- Given problem:
Provide the data again in its entirety, exactly as given.

Extracted records:
++++++++++

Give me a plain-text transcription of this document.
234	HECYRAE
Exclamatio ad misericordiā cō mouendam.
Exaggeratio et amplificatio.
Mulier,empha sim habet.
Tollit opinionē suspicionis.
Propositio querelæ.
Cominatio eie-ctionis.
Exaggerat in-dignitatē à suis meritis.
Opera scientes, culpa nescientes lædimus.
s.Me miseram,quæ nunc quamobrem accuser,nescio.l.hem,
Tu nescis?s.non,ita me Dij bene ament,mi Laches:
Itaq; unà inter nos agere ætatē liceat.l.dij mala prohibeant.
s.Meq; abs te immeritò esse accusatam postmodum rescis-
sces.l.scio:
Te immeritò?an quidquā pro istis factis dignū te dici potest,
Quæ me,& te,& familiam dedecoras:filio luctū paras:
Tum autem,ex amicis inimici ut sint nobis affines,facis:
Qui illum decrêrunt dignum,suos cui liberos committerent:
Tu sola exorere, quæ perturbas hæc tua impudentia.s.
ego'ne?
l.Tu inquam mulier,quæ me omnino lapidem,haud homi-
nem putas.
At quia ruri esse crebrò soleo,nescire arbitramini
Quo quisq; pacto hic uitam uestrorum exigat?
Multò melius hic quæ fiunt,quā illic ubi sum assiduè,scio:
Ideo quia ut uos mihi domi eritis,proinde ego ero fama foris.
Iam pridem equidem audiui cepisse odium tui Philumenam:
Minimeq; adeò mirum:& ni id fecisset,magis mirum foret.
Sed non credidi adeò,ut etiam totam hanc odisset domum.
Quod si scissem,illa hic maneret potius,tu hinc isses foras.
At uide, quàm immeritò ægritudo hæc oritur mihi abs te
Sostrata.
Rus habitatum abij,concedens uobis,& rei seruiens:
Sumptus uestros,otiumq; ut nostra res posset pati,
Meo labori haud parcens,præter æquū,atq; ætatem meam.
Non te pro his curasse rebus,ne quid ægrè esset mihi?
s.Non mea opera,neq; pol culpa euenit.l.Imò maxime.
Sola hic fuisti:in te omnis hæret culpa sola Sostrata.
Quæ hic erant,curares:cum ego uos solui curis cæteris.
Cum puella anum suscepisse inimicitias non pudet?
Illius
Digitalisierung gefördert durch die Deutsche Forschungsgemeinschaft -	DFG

++++++++++

- Result:
Give me a plain-text transcription of this document.
234	HECYRAE
Exclamatio ad misericordiā cō mouendam.
Exaggeratio et amplificatio.
Mulier,empha sim habet.
Tollit opinionē suspicionis.
Propositio querelæ.
Cominatio eie-ctionis.
Exaggerat in-dignitatē à suis meritis.
Opera scientes, culpa nescientes lædimus.
s.Me miseram,quæ nunc quamobrem accuser,nescio.l.hem,
Tu nescis?s.non,ita me Dij bene ament,mi Laches:
Itaq; unà inter nos agere ætatē liceat.l.dij mala prohibeant.
s.Meq; abs te immeritò esse accusatam postmodum rescis-
sces.l.scio:
Te immeritò?an quidquā pro istis factis dignū te dici potest,
Quæ me,& te,& familiam dedecoras:filio luctū paras:
Tum autem,ex amicis inimici ut sint nobis affines,facis:
Qui illum decrêrunt dignum,suos cui liberos committerent:
Tu sola exorere, quæ perturbas hæc tua impudentia.s.
ego'ne?
l.Tu inquam mulier,quæ me omnino lapidem,haud homi-
nem putas.
At quia ruri esse crebrò soleo,nescire arbitramini
Quo quisq; pacto hic uitam uestrorum exigat?
Multò melius hic quæ fiunt,quā illic ubi sum assiduè,scio:
Ideo quia ut uos mihi domi eritis,proinde ego ero fama foris.
Iam pridem equidem audiui cepisse odium tui Philumenam:
Minimeq; adeò mirum:& ni id fecisset,magis mirum foret.
Sed non credidi adeò,ut etiam totam hanc odisset domum.
Quod si scissem,illa hic maneret potius,tu hinc isses foras.
At uide, quàm immeritò ægritudo hæc oritur mihi abs te
Sostrata.
Rus habitatum abij,concedens uobis,& rei seruiens:
Sumptus uestros,otiumq; ut nostra res posset pati,
Meo labori haud parcens,præter æquū,atq; ætatem meam.
Non te pro his curasse rebus,ne quid ægrè esset mihi?
s.Non mea opera,neq; pol culpa euenit.l.Imò maxime.
Sola hic fuisti:in te omnis hæret culpa sola Sostrata.
Quæ hic erant,curares:cum ego uos solui curis cæteris.
Cum puella anum suscepisse inimicitias non pudet?
Illius
Digitalisierung gefördert durch die Deutsche Forschungsgemeinschaft -	DFG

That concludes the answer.